══ The data ══

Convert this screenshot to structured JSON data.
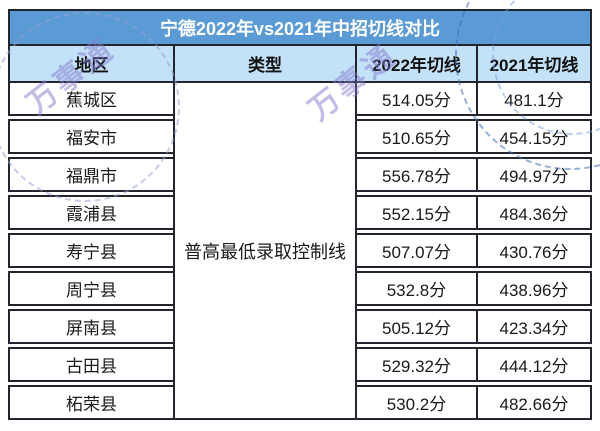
{
  "chart_data": {
    "type": "table",
    "title": "宁德2022年vs2021年中招切线对比",
    "columns": [
      "地区",
      "类型",
      "2022年切线",
      "2021年切线"
    ],
    "merged_type_value": "普高最低录取控制线",
    "rows": [
      {
        "region": "蕉城区",
        "cut_2022": "514.05分",
        "cut_2021": "481.1分"
      },
      {
        "region": "福安市",
        "cut_2022": "510.65分",
        "cut_2021": "454.15分"
      },
      {
        "region": "福鼎市",
        "cut_2022": "556.78分",
        "cut_2021": "494.97分"
      },
      {
        "region": "霞浦县",
        "cut_2022": "552.15分",
        "cut_2021": "484.36分"
      },
      {
        "region": "寿宁县",
        "cut_2022": "507.07分",
        "cut_2021": "430.76分"
      },
      {
        "region": "周宁县",
        "cut_2022": "532.8分",
        "cut_2021": "438.96分"
      },
      {
        "region": "屏南县",
        "cut_2022": "505.12分",
        "cut_2021": "423.34分"
      },
      {
        "region": "古田县",
        "cut_2022": "529.32分",
        "cut_2021": "444.12分"
      },
      {
        "region": "柘荣县",
        "cut_2022": "530.2分",
        "cut_2021": "482.66分"
      }
    ],
    "layout": {
      "grid": "off",
      "legend": "none"
    }
  },
  "watermark": {
    "text1": "万事通",
    "text2": "万事通"
  },
  "colors": {
    "title_bar": "#5b9bd5",
    "header_row": "#c3e1f7",
    "border": "#23242d",
    "title_text": "#ffffff",
    "body_text": "#1a1a1a",
    "watermark": "rgba(132,124,205,0.5)"
  }
}
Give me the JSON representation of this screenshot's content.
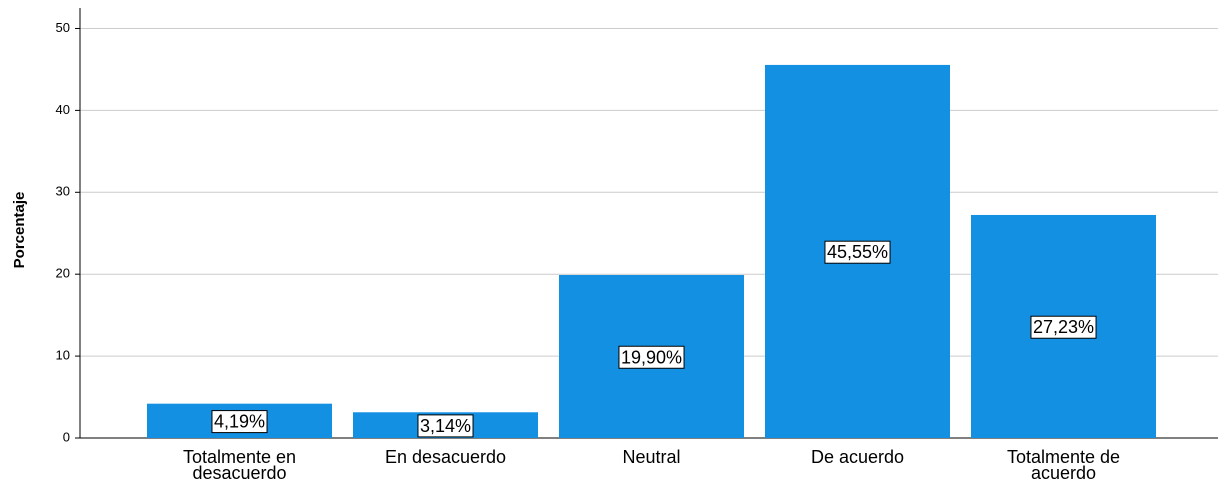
{
  "chart_data": {
    "type": "bar",
    "ylabel": "Porcentaje",
    "categories": [
      [
        "Totalmente en",
        "desacuerdo"
      ],
      [
        "En desacuerdo"
      ],
      [
        "Neutral"
      ],
      [
        "De acuerdo"
      ],
      [
        "Totalmente de",
        "acuerdo"
      ]
    ],
    "values": [
      4.19,
      3.14,
      19.9,
      45.55,
      27.23
    ],
    "value_labels": [
      "4,19%",
      "3,14%",
      "19,90%",
      "45,55%",
      "27,23%"
    ],
    "color": "#1490e2",
    "ylim": [
      0,
      52.5
    ],
    "yticks": [
      0,
      10,
      20,
      30,
      40,
      50
    ],
    "grid": true
  }
}
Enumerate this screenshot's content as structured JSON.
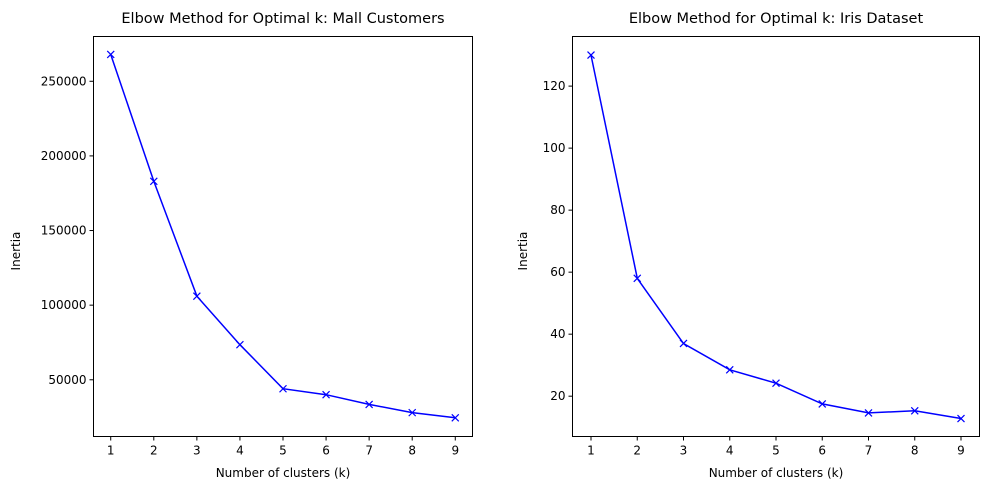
{
  "chart_data": [
    {
      "type": "line",
      "title": "Elbow Method for Optimal k: Mall Customers",
      "xlabel": "Number of clusters (k)",
      "ylabel": "Inertia",
      "x": [
        1,
        2,
        3,
        4,
        5,
        6,
        7,
        8,
        9
      ],
      "xticks": [
        1,
        2,
        3,
        4,
        5,
        6,
        7,
        8,
        9
      ],
      "yticks": [
        50000,
        100000,
        150000,
        200000,
        250000
      ],
      "xlim": [
        0.6,
        9.4
      ],
      "ylim": [
        12000,
        280000
      ],
      "series": [
        {
          "values": [
            268000,
            183000,
            106000,
            73500,
            44000,
            40000,
            33500,
            28000,
            24500
          ],
          "color": "#0000ff",
          "marker": "x"
        }
      ],
      "grid": false
    },
    {
      "type": "line",
      "title": "Elbow Method for Optimal k: Iris Dataset",
      "xlabel": "Number of clusters (k)",
      "ylabel": "Inertia",
      "x": [
        1,
        2,
        3,
        4,
        5,
        6,
        7,
        8,
        9
      ],
      "xticks": [
        1,
        2,
        3,
        4,
        5,
        6,
        7,
        8,
        9
      ],
      "yticks": [
        20,
        40,
        60,
        80,
        100,
        120
      ],
      "xlim": [
        0.6,
        9.4
      ],
      "ylim": [
        7,
        136
      ],
      "series": [
        {
          "values": [
            130,
            58,
            37,
            28.5,
            24.2,
            17.5,
            14.6,
            15.3,
            12.8
          ],
          "color": "#0000ff",
          "marker": "x"
        }
      ],
      "grid": false
    }
  ]
}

═══

Task description
In your copy, repeat each record exactly and include no pictures.

Solution for this exercise
Convert this screenshot to structured JSON data.
{
  "chart_data": {
    "type": "table",
    "title": "宁德2022年vs2021年中招切线对比",
    "columns": [
      "地区",
      "类型",
      "2022年切线",
      "2021年切线"
    ],
    "merged_type_value": "普高最低录取控制线",
    "rows": [
      {
        "region": "蕉城区",
        "cut_2022": "514.05分",
        "cut_2021": "481.1分"
      },
      {
        "region": "福安市",
        "cut_2022": "510.65分",
        "cut_2021": "454.15分"
      },
      {
        "region": "福鼎市",
        "cut_2022": "556.78分",
        "cut_2021": "494.97分"
      },
      {
        "region": "霞浦县",
        "cut_2022": "552.15分",
        "cut_2021": "484.36分"
      },
      {
        "region": "寿宁县",
        "cut_2022": "507.07分",
        "cut_2021": "430.76分"
      },
      {
        "region": "周宁县",
        "cut_2022": "532.8分",
        "cut_2021": "438.96分"
      },
      {
        "region": "屏南县",
        "cut_2022": "505.12分",
        "cut_2021": "423.34分"
      },
      {
        "region": "古田县",
        "cut_2022": "529.32分",
        "cut_2021": "444.12分"
      },
      {
        "region": "柘荣县",
        "cut_2022": "530.2分",
        "cut_2021": "482.66分"
      }
    ],
    "layout": {
      "grid": "off",
      "legend": "none"
    }
  },
  "watermark": {
    "text1": "万事通",
    "text2": "万事通"
  },
  "colors": {
    "title_bar": "#5b9bd5",
    "header_row": "#c3e1f7",
    "border": "#23242d",
    "title_text": "#ffffff",
    "body_text": "#1a1a1a",
    "watermark": "rgba(132,124,205,0.5)"
  }
}
Give me the JSON representation of this screenshot's content.
{
  "chart_data": {
    "type": "bar",
    "ylabel": "Porcentaje",
    "categories": [
      [
        "Totalmente en",
        "desacuerdo"
      ],
      [
        "En desacuerdo"
      ],
      [
        "Neutral"
      ],
      [
        "De acuerdo"
      ],
      [
        "Totalmente de",
        "acuerdo"
      ]
    ],
    "values": [
      4.19,
      3.14,
      19.9,
      45.55,
      27.23
    ],
    "value_labels": [
      "4,19%",
      "3,14%",
      "19,90%",
      "45,55%",
      "27,23%"
    ],
    "color": "#1490e2",
    "ylim": [
      0,
      52.5
    ],
    "yticks": [
      0,
      10,
      20,
      30,
      40,
      50
    ],
    "grid": true
  }
}
Enumerate this screenshot's content as structured JSON.
{
  "chart_data": [
    {
      "type": "line",
      "title": "Elbow Method for Optimal k: Mall Customers",
      "xlabel": "Number of clusters (k)",
      "ylabel": "Inertia",
      "x": [
        1,
        2,
        3,
        4,
        5,
        6,
        7,
        8,
        9
      ],
      "xticks": [
        1,
        2,
        3,
        4,
        5,
        6,
        7,
        8,
        9
      ],
      "yticks": [
        50000,
        100000,
        150000,
        200000,
        250000
      ],
      "xlim": [
        0.6,
        9.4
      ],
      "ylim": [
        12000,
        280000
      ],
      "series": [
        {
          "values": [
            268000,
            183000,
            106000,
            73500,
            44000,
            40000,
            33500,
            28000,
            24500
          ],
          "color": "#0000ff",
          "marker": "x"
        }
      ],
      "grid": false
    },
    {
      "type": "line",
      "title": "Elbow Method for Optimal k: Iris Dataset",
      "xlabel": "Number of clusters (k)",
      "ylabel": "Inertia",
      "x": [
        1,
        2,
        3,
        4,
        5,
        6,
        7,
        8,
        9
      ],
      "xticks": [
        1,
        2,
        3,
        4,
        5,
        6,
        7,
        8,
        9
      ],
      "yticks": [
        20,
        40,
        60,
        80,
        100,
        120
      ],
      "xlim": [
        0.6,
        9.4
      ],
      "ylim": [
        7,
        136
      ],
      "series": [
        {
          "values": [
            130,
            58,
            37,
            28.5,
            24.2,
            17.5,
            14.6,
            15.3,
            12.8
          ],
          "color": "#0000ff",
          "marker": "x"
        }
      ],
      "grid": false
    }
  ]
}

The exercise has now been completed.